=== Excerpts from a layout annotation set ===
▽

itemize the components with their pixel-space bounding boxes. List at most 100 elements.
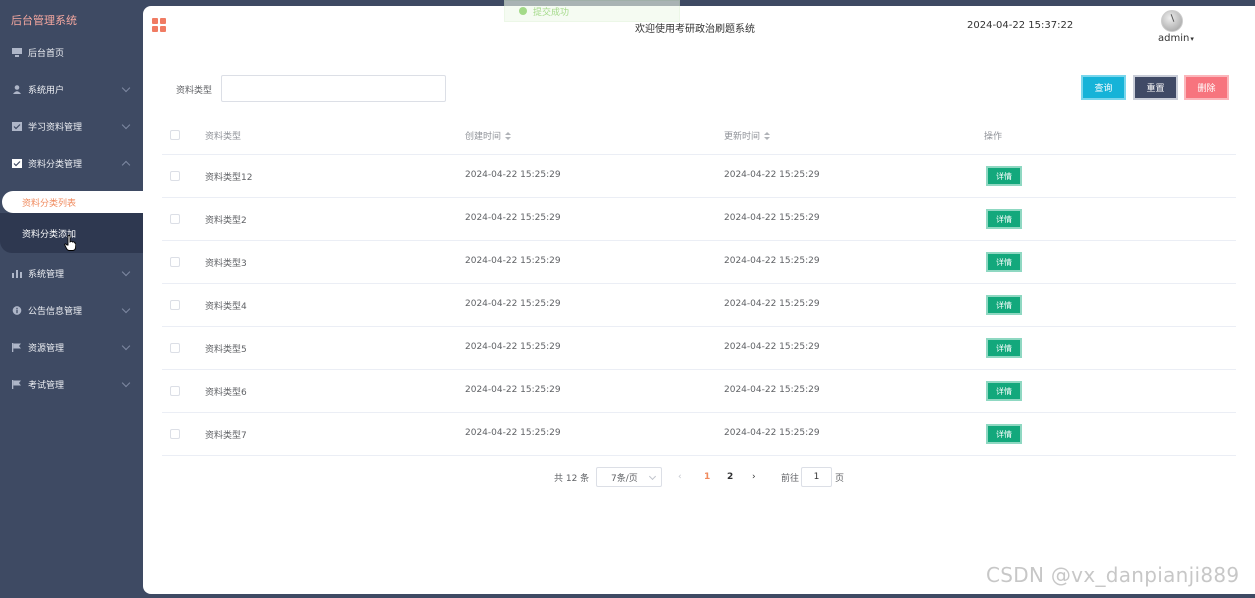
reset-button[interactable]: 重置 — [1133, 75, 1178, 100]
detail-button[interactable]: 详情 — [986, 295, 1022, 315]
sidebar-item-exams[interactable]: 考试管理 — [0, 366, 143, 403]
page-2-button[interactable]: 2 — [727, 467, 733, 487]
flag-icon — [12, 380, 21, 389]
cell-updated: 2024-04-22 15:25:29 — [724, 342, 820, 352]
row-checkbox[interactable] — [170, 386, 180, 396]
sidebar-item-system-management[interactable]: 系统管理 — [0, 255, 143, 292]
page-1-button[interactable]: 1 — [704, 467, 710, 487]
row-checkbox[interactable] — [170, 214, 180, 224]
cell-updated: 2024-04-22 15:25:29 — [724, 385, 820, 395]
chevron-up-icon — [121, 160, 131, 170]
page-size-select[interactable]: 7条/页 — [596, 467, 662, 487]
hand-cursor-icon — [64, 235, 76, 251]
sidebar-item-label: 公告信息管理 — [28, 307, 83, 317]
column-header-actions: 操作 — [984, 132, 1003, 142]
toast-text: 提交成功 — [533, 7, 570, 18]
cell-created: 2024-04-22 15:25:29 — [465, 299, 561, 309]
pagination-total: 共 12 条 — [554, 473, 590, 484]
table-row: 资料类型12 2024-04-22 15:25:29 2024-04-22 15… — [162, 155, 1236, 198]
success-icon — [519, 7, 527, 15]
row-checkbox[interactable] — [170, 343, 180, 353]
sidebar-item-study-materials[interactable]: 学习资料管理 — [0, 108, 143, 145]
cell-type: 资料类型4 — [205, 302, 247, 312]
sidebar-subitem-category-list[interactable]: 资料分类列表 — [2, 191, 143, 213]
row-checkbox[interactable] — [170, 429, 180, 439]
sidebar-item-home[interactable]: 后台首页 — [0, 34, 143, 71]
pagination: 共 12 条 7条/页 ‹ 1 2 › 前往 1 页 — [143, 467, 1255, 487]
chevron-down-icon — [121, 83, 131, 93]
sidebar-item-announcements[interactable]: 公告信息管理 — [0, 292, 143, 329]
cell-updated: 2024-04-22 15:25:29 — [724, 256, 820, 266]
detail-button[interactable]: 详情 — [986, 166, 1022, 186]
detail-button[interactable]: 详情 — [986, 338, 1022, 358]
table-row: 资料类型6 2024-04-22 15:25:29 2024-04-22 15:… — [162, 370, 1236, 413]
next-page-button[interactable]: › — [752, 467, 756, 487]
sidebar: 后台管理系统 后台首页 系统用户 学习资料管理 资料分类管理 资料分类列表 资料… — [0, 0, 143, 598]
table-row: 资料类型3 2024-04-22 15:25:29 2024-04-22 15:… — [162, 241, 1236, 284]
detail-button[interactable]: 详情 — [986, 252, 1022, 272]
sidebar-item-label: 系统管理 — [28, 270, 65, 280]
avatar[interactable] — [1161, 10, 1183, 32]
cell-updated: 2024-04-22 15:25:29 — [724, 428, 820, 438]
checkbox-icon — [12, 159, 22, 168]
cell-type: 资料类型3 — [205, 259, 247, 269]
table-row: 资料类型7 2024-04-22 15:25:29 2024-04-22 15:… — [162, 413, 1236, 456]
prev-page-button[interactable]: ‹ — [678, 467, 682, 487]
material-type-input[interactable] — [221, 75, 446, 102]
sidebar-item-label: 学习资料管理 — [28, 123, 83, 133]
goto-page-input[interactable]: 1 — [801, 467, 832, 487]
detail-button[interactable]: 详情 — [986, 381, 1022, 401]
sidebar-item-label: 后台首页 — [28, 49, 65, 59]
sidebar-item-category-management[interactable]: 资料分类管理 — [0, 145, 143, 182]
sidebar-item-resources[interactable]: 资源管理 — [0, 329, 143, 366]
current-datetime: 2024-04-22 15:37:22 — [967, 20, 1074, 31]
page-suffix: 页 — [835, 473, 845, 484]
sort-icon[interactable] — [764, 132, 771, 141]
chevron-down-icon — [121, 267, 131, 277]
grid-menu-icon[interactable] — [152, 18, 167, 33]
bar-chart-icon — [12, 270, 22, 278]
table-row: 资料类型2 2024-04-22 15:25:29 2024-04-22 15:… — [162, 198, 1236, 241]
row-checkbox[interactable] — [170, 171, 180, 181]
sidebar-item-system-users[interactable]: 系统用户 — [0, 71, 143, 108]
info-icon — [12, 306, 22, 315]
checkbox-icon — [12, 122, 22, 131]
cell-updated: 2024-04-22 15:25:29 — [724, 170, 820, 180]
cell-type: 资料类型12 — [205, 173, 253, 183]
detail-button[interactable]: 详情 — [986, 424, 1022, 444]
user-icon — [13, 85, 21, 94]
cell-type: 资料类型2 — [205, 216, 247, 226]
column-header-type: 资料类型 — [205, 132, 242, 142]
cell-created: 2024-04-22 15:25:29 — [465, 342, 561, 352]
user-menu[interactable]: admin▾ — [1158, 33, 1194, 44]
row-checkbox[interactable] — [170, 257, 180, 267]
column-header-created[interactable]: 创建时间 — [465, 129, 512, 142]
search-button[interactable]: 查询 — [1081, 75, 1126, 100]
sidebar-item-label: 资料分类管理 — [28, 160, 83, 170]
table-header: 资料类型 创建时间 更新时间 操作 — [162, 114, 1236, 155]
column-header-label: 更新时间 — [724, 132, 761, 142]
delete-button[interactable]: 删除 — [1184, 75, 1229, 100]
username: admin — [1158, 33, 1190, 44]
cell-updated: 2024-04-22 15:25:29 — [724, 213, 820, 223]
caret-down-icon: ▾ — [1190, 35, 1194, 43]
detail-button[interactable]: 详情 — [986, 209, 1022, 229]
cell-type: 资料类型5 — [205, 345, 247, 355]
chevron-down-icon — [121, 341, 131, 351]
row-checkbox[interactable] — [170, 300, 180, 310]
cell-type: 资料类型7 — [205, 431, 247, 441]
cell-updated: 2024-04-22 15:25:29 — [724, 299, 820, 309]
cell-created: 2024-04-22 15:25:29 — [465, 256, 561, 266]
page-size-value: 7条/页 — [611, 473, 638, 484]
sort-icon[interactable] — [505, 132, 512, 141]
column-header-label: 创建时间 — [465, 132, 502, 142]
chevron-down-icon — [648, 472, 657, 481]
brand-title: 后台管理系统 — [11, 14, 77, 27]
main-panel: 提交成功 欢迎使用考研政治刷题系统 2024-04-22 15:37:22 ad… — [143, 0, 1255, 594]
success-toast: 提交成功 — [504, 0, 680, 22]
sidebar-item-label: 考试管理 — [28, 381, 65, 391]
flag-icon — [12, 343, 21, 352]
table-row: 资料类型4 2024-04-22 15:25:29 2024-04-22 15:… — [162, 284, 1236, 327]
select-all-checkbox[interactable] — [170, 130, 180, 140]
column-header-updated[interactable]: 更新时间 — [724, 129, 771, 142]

△
▽

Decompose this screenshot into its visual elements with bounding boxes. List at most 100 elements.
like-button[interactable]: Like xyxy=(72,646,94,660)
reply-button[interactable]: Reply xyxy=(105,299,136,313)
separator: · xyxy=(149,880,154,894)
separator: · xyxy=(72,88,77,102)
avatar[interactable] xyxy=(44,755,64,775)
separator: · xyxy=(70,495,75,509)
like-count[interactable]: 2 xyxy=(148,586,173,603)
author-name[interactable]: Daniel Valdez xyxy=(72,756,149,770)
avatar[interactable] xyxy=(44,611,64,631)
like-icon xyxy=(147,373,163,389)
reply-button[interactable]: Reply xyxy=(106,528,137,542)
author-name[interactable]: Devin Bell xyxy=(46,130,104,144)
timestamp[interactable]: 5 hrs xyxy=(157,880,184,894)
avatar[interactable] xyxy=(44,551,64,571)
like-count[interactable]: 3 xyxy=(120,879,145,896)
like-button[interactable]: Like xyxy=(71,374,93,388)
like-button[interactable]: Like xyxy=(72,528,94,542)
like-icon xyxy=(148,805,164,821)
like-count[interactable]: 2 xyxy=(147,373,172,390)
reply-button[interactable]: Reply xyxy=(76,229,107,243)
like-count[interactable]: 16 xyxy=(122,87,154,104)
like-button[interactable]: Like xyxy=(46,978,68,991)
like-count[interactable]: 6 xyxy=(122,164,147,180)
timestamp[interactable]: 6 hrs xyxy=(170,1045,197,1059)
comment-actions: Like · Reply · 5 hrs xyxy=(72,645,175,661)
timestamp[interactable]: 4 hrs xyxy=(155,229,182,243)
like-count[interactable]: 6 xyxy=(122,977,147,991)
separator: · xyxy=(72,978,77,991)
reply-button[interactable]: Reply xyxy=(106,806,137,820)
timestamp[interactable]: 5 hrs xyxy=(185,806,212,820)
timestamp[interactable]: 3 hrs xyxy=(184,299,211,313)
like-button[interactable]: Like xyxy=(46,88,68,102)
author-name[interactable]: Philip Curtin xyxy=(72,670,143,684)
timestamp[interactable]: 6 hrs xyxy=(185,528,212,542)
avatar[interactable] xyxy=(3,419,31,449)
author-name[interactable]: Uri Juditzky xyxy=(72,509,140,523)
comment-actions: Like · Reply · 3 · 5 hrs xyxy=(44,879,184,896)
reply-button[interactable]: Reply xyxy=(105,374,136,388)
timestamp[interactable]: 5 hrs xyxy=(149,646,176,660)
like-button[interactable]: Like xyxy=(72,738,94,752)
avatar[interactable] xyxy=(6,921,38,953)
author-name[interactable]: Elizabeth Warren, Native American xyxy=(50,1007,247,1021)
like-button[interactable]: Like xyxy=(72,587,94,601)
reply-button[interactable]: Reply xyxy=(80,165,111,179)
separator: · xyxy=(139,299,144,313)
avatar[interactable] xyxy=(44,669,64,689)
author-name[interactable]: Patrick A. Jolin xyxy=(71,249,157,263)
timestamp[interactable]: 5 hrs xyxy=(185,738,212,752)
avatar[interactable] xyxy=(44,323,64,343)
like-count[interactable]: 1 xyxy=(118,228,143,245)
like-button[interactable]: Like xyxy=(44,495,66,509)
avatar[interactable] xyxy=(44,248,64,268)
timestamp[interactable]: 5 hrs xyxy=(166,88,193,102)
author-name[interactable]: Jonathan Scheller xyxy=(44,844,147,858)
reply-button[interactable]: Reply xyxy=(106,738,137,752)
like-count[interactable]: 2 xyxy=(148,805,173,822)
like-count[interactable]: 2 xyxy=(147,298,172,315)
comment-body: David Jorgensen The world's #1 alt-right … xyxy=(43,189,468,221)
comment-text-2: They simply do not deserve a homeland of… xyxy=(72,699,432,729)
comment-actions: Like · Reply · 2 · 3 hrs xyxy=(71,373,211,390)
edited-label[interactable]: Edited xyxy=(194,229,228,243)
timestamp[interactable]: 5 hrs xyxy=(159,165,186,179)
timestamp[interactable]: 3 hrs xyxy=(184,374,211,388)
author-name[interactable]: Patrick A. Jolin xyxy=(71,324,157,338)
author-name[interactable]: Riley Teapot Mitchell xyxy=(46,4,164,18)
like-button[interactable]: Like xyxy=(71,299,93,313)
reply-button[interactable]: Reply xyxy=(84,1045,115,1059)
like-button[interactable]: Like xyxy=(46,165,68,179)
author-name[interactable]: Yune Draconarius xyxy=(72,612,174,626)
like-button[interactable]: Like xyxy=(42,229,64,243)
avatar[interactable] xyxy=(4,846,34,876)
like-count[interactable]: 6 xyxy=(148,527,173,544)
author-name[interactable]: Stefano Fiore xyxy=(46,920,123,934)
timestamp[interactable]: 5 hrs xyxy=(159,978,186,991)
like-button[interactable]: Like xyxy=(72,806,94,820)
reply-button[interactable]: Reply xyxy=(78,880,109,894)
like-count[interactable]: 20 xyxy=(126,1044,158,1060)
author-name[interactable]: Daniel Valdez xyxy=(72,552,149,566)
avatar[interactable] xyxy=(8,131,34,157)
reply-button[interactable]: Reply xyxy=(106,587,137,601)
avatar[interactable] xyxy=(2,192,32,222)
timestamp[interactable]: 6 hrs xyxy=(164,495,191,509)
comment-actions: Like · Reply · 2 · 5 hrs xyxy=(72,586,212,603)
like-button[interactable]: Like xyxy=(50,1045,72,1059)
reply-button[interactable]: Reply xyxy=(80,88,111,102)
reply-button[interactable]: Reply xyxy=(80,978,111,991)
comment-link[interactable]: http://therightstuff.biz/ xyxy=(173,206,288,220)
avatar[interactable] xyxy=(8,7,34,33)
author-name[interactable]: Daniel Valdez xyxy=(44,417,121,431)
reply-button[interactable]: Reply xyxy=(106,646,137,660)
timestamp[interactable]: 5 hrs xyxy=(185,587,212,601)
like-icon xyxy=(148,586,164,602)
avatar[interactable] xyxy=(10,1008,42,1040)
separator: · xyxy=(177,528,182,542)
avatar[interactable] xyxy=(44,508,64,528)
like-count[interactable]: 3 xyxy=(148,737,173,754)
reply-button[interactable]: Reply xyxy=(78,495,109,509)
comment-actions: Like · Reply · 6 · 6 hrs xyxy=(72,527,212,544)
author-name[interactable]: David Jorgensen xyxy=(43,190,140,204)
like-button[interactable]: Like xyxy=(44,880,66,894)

△

=== TASK GOAL ===
Copy out every line from the one containing "reset-button[interactable]: 重置 —" to the one containing "cell-updated: 2024-04-22 15:25:29 — [724, 342, 820, 352]", including both of those lines.

=== ANSWER IN FULL ===
reset-button[interactable]: 重置 — [1133, 75, 1178, 100]
detail-button[interactable]: 详情 — [986, 295, 1022, 315]
sidebar-item-exams[interactable]: 考试管理 — [0, 366, 143, 403]
page-2-button[interactable]: 2 — [727, 467, 733, 487]
flag-icon — [12, 380, 21, 389]
cell-updated: 2024-04-22 15:25:29 — [724, 342, 820, 352]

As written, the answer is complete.